TASK STATEMENT >>
Write out every line of the data below without changing anything.

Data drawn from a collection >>
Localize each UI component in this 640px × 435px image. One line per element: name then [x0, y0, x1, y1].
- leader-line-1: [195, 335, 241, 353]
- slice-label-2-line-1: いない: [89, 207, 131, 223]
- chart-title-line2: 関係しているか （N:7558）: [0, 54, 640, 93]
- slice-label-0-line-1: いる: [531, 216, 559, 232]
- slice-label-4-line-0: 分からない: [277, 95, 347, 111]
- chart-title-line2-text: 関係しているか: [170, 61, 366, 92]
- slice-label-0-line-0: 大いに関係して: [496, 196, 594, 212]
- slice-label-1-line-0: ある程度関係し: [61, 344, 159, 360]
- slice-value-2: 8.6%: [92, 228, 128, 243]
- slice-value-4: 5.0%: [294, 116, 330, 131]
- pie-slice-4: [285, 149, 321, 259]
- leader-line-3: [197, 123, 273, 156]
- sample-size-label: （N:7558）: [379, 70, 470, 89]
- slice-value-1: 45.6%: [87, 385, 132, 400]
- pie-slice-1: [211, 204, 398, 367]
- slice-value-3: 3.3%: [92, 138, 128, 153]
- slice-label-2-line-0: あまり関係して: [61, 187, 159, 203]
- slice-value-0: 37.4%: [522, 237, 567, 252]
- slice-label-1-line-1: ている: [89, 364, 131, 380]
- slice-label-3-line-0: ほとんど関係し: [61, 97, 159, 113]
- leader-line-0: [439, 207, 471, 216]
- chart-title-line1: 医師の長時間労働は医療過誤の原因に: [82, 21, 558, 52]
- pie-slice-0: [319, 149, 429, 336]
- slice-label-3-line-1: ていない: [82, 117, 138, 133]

THE RESPONSE >>
Localize each UI component in this 640px × 435px image. One line per element: name then [x0, y0, x1, y1].
- leader-line-1: [195, 335, 241, 353]
- slice-label-2-line-1: いない: [89, 207, 131, 223]
- chart-title-line2: 関係しているか （N:7558）: [0, 54, 640, 93]
- slice-label-0-line-1: いる: [531, 216, 559, 232]
- slice-label-4-line-0: 分からない: [277, 95, 347, 111]
- chart-title-line2-text: 関係しているか: [170, 61, 366, 92]
- slice-label-0-line-0: 大いに関係して: [496, 196, 594, 212]
- slice-label-1-line-0: ある程度関係し: [61, 344, 159, 360]
- slice-value-2: 8.6%: [92, 228, 128, 243]
- slice-value-4: 5.0%: [294, 116, 330, 131]
- pie-slice-4: [285, 149, 321, 259]
- leader-line-3: [197, 123, 273, 156]
- sample-size-label: （N:7558）: [379, 70, 470, 89]
- slice-value-1: 45.6%: [87, 385, 132, 400]
- pie-slice-1: [211, 204, 398, 367]
- slice-value-3: 3.3%: [92, 138, 128, 153]
- slice-label-2-line-0: あまり関係して: [61, 187, 159, 203]
- slice-value-0: 37.4%: [522, 237, 567, 252]
- slice-label-1-line-1: ている: [89, 364, 131, 380]
- slice-label-3-line-0: ほとんど関係し: [61, 97, 159, 113]
- leader-line-0: [439, 207, 471, 216]
- chart-title-line1: 医師の長時間労働は医療過誤の原因に: [82, 21, 558, 52]
- pie-slice-0: [319, 149, 429, 336]
- slice-label-3-line-1: ていない: [82, 117, 138, 133]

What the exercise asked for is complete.